**GOAL**
Reproduce every line in the listing that contains the word "Interpolation".

**EXTRACTED DATA**
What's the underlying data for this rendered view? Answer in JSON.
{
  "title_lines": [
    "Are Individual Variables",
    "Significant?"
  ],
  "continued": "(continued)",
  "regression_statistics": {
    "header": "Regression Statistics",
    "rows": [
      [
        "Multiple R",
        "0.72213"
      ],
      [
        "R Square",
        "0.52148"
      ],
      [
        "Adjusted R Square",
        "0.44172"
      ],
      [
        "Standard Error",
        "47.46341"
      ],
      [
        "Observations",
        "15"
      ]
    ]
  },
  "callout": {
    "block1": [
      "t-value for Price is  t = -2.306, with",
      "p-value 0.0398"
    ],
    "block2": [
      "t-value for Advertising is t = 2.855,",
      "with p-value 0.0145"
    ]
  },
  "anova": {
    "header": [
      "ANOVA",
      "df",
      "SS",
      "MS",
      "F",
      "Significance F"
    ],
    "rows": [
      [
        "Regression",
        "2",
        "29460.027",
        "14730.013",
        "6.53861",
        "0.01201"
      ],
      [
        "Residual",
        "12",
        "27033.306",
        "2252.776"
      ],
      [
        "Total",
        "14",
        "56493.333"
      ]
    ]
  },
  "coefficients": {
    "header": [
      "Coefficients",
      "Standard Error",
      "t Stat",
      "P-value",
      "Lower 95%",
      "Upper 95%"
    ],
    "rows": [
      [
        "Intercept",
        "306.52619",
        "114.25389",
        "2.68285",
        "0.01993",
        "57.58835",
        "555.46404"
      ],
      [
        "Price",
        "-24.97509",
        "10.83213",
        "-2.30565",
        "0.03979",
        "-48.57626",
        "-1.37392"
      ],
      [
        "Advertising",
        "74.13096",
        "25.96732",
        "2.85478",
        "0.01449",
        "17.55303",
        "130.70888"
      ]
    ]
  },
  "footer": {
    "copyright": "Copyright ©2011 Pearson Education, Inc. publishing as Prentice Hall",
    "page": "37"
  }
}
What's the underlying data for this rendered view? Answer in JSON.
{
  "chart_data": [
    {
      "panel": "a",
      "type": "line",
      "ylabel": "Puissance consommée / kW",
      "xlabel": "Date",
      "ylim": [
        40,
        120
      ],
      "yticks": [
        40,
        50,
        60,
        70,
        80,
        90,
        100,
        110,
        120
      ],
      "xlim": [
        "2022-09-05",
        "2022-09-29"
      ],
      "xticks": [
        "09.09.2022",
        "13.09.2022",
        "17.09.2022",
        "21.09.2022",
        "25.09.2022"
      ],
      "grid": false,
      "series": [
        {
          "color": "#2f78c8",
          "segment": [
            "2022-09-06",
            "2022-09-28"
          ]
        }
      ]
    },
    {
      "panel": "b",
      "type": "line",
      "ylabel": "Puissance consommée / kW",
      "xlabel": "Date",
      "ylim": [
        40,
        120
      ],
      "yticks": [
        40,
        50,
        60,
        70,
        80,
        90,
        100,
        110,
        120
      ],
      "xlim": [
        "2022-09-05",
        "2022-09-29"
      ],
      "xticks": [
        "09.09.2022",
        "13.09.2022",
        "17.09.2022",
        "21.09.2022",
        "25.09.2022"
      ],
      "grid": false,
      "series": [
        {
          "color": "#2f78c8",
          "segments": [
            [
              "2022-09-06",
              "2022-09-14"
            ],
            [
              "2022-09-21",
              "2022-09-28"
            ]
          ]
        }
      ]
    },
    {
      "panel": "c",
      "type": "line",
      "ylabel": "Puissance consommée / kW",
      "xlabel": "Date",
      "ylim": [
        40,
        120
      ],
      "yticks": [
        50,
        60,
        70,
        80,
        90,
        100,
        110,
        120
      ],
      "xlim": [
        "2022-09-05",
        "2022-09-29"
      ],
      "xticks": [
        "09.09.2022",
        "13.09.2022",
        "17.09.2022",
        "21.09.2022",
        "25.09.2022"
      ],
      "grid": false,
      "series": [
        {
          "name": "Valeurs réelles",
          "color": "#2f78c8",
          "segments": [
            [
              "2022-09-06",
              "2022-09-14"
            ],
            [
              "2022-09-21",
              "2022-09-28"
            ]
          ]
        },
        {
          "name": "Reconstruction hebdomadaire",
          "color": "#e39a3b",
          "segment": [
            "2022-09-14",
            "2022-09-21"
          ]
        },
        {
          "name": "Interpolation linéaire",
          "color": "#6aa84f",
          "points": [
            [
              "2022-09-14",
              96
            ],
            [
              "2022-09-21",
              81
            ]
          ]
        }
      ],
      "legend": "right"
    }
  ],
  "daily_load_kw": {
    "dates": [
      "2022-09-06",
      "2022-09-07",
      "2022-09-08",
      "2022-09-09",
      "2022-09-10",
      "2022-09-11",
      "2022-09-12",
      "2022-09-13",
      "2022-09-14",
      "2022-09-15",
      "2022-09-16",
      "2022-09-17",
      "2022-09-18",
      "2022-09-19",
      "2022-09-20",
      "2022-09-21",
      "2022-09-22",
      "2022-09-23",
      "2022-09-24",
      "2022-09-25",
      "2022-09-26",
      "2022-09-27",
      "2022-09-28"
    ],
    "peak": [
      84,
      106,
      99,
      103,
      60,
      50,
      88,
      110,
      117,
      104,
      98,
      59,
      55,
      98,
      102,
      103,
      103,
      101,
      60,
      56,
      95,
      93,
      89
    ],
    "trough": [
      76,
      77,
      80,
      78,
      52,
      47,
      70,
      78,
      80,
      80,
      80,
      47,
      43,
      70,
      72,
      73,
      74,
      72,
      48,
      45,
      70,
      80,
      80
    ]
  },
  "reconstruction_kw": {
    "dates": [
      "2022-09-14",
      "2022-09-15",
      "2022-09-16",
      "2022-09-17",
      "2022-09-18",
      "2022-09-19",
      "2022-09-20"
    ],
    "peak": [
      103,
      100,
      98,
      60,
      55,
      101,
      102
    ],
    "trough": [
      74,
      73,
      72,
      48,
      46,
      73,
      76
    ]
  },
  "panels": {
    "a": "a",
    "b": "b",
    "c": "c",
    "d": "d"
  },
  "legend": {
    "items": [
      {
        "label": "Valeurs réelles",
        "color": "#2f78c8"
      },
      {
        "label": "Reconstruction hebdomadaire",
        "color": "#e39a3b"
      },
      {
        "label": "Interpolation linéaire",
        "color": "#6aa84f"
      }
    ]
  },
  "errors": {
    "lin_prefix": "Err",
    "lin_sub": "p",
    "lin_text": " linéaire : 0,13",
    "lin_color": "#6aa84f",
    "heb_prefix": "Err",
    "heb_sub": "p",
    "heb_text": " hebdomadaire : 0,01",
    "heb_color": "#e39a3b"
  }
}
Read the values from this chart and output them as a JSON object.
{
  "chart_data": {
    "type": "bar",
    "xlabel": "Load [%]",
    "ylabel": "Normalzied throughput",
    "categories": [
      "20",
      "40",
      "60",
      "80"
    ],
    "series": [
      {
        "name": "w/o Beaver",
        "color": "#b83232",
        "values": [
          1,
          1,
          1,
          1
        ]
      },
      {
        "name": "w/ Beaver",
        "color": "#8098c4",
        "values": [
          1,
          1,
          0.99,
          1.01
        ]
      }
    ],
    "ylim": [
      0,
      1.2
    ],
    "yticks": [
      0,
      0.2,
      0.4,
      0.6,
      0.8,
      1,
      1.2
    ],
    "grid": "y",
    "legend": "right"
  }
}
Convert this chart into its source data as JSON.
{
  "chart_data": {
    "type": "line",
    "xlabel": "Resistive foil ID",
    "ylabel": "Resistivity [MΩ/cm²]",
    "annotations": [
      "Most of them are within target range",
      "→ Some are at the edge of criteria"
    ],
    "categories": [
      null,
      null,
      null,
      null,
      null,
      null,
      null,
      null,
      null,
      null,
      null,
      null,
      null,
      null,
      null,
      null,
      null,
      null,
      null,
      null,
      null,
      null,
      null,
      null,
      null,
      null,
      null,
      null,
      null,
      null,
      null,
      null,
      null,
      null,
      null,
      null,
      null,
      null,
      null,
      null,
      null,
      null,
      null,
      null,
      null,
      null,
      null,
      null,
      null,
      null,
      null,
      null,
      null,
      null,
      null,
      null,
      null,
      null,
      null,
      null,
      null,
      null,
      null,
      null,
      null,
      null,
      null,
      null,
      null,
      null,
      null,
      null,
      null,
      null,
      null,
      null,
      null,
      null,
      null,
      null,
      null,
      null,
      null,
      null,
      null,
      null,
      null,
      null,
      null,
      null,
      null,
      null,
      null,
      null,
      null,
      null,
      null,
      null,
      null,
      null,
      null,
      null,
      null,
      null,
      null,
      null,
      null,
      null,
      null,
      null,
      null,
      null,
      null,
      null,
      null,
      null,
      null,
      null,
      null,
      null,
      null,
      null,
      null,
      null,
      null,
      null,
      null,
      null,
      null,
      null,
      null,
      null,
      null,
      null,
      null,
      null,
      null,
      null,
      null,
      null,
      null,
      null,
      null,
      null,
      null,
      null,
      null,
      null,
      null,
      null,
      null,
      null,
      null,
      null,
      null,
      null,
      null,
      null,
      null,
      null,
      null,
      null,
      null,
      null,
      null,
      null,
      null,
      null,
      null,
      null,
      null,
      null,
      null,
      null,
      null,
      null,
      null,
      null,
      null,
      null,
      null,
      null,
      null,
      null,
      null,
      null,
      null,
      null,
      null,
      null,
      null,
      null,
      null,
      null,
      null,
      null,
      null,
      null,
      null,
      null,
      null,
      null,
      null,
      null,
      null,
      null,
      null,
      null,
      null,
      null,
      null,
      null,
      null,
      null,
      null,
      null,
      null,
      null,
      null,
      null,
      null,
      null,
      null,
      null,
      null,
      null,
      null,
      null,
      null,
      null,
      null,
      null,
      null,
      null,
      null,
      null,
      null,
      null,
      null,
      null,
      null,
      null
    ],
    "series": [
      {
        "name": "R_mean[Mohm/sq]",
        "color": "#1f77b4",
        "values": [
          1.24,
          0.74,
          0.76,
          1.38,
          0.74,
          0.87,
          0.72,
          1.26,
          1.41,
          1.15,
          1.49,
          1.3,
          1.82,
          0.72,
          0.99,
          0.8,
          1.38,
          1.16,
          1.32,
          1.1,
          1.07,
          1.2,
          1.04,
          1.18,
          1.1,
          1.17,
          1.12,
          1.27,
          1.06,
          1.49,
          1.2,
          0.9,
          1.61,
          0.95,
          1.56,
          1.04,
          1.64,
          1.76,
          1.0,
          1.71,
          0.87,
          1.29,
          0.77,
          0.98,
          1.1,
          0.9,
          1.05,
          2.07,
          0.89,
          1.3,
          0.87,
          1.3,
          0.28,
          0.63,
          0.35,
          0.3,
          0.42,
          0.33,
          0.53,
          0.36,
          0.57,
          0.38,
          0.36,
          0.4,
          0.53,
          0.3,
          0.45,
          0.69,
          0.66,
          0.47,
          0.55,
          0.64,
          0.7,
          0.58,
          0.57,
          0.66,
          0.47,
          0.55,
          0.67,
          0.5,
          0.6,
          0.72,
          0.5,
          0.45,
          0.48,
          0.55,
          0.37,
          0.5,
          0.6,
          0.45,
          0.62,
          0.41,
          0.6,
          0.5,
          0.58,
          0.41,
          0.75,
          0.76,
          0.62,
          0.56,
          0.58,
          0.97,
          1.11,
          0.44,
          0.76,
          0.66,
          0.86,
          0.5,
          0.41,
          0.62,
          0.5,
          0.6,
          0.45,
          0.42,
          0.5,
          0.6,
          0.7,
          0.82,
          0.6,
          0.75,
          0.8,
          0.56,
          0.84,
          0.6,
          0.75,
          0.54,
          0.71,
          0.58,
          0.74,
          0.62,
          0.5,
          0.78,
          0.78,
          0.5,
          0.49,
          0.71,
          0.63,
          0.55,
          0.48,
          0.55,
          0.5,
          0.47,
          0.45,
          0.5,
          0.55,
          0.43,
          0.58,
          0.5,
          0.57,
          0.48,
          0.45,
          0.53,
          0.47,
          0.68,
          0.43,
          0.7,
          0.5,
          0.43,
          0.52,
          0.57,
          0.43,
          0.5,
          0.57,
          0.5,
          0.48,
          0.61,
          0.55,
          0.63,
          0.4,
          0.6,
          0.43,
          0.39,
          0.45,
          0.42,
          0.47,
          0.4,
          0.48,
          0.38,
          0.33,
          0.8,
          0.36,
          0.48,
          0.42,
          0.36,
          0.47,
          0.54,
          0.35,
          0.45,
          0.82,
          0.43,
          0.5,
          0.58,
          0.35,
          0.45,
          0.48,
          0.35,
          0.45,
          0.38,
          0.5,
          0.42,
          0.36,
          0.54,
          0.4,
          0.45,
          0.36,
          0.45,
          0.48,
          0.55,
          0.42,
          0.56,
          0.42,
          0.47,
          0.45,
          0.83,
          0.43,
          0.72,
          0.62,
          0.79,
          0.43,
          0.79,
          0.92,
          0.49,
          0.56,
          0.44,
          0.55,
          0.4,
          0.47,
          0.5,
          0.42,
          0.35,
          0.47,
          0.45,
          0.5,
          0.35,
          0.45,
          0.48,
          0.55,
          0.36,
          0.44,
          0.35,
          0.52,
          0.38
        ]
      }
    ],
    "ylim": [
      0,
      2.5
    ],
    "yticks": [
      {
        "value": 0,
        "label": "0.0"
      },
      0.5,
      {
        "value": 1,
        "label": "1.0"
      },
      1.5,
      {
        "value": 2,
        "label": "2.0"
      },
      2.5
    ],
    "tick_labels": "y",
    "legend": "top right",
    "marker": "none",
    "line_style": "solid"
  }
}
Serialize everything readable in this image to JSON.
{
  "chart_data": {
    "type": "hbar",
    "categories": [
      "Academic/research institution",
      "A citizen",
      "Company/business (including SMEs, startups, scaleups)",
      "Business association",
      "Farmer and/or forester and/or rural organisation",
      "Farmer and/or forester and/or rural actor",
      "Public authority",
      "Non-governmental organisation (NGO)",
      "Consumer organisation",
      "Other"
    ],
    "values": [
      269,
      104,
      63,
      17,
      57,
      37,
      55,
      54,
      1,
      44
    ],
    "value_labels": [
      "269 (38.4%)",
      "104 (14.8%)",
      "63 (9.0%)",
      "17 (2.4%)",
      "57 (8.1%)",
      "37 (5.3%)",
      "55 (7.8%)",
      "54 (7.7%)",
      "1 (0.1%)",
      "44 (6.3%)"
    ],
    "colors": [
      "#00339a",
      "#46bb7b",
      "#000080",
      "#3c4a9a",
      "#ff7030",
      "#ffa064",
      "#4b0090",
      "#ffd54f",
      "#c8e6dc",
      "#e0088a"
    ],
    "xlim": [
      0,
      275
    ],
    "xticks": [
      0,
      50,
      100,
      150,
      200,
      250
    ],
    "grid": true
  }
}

**RESULT OF THE TASK**
          "name": "Interpolation linéaire",
        "label": "Interpolation linéaire",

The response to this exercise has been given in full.